— Start AVAILABLE DATA —

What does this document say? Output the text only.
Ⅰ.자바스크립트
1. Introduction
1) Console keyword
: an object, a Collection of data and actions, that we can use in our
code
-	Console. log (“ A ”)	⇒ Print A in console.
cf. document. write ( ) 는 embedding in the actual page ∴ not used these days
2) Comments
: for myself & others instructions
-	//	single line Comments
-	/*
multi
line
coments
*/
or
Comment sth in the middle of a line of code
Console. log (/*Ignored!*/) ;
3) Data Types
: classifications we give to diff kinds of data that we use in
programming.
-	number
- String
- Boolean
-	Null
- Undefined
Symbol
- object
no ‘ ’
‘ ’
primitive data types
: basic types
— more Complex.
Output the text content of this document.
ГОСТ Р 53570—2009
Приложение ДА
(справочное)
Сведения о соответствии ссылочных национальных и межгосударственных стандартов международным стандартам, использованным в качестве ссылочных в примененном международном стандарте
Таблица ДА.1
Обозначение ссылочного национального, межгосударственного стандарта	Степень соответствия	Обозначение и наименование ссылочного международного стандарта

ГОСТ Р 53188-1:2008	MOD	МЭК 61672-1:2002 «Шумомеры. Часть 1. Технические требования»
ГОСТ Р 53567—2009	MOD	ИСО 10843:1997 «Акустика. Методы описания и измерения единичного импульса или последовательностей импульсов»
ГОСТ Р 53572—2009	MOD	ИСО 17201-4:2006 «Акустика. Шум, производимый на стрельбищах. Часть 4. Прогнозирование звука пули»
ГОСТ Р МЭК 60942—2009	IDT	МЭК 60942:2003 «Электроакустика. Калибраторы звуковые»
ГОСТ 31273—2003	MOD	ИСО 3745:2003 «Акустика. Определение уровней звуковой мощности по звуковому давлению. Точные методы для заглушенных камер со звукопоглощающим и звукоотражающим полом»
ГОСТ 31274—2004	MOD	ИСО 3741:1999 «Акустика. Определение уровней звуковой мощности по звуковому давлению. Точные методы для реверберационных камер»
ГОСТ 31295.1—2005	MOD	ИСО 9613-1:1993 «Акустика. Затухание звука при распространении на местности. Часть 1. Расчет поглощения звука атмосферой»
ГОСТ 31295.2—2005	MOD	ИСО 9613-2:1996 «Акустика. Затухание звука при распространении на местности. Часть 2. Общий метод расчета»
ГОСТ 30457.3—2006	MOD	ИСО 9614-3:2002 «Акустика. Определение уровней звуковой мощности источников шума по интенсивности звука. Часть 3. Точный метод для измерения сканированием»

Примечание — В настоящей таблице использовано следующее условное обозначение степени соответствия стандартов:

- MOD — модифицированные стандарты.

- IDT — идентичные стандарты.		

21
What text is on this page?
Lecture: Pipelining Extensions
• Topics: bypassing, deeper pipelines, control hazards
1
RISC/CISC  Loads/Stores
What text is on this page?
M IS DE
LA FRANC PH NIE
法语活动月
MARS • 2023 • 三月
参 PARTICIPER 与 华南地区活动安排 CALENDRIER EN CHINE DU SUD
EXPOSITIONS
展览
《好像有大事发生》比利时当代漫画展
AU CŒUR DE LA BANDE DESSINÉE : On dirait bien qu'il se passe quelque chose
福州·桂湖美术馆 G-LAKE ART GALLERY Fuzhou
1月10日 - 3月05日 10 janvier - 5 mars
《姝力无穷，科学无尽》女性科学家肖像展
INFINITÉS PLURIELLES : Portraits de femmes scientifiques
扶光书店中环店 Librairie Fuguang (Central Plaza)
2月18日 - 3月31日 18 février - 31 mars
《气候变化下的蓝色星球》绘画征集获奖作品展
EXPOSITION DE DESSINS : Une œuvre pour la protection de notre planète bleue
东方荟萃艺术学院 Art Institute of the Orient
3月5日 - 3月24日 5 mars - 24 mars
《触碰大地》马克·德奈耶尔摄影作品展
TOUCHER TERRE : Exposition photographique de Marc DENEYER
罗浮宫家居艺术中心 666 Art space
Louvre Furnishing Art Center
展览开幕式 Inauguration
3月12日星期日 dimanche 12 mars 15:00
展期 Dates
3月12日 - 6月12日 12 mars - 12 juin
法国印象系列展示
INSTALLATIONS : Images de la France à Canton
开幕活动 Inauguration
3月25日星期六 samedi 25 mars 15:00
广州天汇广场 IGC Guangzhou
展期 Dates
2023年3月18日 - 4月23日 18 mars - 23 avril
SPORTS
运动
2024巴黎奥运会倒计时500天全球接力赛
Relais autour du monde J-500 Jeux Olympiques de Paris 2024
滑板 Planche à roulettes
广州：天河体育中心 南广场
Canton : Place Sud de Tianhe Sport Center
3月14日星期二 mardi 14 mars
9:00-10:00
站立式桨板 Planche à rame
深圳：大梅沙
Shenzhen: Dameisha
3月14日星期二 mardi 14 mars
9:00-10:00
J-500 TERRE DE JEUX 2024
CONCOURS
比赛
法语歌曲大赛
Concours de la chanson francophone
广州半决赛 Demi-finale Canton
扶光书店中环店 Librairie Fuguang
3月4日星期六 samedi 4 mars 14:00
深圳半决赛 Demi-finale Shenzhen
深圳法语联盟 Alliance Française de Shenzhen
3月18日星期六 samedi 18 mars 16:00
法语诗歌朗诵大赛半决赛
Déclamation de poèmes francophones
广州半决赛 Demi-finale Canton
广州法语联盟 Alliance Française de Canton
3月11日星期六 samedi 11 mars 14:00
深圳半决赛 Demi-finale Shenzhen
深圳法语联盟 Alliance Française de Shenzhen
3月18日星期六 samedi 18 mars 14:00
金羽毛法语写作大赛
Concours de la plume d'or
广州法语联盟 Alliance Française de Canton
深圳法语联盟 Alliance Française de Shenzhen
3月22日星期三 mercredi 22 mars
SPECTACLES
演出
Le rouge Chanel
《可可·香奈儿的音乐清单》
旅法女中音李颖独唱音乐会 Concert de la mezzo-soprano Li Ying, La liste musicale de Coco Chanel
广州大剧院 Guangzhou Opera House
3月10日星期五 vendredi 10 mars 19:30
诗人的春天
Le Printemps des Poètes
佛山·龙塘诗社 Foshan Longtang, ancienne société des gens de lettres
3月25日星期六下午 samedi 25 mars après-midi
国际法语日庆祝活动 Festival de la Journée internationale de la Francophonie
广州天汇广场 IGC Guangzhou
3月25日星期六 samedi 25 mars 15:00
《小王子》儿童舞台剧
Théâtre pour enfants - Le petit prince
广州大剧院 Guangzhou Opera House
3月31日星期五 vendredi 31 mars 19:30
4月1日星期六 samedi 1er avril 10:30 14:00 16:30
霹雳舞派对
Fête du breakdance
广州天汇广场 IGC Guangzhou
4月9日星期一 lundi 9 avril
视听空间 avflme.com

— End AVAILABLE DATA —

:: PROBLEM DETAILS ::
In the records above, find each line holding "соответствия" and copy it.

:: TASK ANSWER ::
Обозначение ссылочного национального, межгосударственного стандарта	Степень соответствия	Обозначение и наименование ссылочного международного стандарта
Примечание — В настоящей таблице использовано следующее условное обозначение степени соответствия стандартов:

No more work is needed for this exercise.